# Start of Exercise materials

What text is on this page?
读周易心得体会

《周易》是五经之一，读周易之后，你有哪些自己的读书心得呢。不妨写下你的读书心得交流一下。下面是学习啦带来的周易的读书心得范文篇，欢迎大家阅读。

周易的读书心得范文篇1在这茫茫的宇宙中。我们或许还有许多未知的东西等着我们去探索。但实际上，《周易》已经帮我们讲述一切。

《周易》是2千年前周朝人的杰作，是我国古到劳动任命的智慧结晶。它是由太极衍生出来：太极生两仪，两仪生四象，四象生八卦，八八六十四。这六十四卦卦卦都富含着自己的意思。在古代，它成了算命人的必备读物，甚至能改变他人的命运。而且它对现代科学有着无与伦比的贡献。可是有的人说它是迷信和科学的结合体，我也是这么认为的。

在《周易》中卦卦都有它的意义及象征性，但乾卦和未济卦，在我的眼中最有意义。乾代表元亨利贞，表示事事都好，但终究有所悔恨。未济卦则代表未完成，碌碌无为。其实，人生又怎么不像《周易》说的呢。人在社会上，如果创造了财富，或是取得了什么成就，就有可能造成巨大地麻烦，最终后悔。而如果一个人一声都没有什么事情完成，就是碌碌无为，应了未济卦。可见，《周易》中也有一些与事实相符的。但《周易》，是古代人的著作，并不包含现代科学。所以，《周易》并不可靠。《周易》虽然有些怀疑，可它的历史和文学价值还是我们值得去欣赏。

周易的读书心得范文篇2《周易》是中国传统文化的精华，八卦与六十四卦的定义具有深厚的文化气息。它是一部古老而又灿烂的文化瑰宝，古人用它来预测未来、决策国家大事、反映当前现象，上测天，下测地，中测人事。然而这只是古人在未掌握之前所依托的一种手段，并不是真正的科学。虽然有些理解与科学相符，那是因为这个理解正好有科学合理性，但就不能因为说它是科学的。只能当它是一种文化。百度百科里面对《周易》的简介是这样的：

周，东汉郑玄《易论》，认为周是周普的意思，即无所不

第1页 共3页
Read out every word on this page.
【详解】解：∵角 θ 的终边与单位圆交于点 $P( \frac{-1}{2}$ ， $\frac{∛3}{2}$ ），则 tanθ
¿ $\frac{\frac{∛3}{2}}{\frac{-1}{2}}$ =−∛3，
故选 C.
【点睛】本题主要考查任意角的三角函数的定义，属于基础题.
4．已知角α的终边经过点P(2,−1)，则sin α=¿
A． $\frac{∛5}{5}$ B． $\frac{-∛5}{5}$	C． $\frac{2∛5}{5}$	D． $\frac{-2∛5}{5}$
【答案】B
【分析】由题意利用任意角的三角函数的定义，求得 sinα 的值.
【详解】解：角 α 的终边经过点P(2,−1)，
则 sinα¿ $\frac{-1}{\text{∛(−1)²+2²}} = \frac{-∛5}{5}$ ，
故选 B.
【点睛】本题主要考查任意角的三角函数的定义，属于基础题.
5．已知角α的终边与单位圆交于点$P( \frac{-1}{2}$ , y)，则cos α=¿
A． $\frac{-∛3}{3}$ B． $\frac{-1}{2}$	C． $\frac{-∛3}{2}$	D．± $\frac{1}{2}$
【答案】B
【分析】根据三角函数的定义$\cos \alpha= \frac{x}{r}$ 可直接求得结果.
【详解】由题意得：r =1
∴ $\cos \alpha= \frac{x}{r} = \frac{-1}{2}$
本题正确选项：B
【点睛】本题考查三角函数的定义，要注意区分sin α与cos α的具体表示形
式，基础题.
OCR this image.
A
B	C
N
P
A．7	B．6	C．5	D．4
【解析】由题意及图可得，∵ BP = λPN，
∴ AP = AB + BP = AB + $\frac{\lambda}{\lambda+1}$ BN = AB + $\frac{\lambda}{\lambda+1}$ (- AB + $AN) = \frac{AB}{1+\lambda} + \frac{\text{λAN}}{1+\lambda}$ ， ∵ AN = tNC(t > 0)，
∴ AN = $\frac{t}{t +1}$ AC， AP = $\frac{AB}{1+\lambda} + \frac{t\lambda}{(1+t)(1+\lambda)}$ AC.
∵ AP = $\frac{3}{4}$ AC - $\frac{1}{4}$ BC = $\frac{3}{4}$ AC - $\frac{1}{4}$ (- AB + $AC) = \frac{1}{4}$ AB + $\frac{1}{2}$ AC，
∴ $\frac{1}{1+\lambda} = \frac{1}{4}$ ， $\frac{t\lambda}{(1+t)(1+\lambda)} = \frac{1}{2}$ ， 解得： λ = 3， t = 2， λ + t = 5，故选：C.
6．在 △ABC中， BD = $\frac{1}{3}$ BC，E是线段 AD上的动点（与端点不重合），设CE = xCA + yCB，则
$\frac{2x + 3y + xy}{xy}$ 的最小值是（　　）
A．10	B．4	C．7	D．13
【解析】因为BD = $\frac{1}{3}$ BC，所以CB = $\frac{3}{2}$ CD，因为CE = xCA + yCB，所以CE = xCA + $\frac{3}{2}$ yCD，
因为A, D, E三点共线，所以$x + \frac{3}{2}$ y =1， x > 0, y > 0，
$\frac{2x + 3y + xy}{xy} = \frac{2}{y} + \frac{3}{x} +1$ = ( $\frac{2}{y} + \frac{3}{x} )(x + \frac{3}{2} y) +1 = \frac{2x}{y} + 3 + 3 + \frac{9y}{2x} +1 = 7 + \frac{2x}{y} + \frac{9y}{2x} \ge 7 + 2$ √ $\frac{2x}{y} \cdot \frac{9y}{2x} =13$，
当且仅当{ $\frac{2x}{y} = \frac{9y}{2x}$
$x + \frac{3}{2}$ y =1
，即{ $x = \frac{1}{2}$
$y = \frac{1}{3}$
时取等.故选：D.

# End of Exercise materials

Copy out every line from the records that has the word "text".

Solution to the problem
What text is on this page?
则 sinα¿ $\frac{-1}{\text{∛(−1)²+2²}} = \frac{-∛5}{5}$ ，
∴ AP = AB + BP = AB + $\frac{\lambda}{\lambda+1}$ BN = AB + $\frac{\lambda}{\lambda+1}$ (- AB + $AN) = \frac{AB}{1+\lambda} + \frac{\text{λAN}}{1+\lambda}$ ， ∵ AN = tNC(t > 0)，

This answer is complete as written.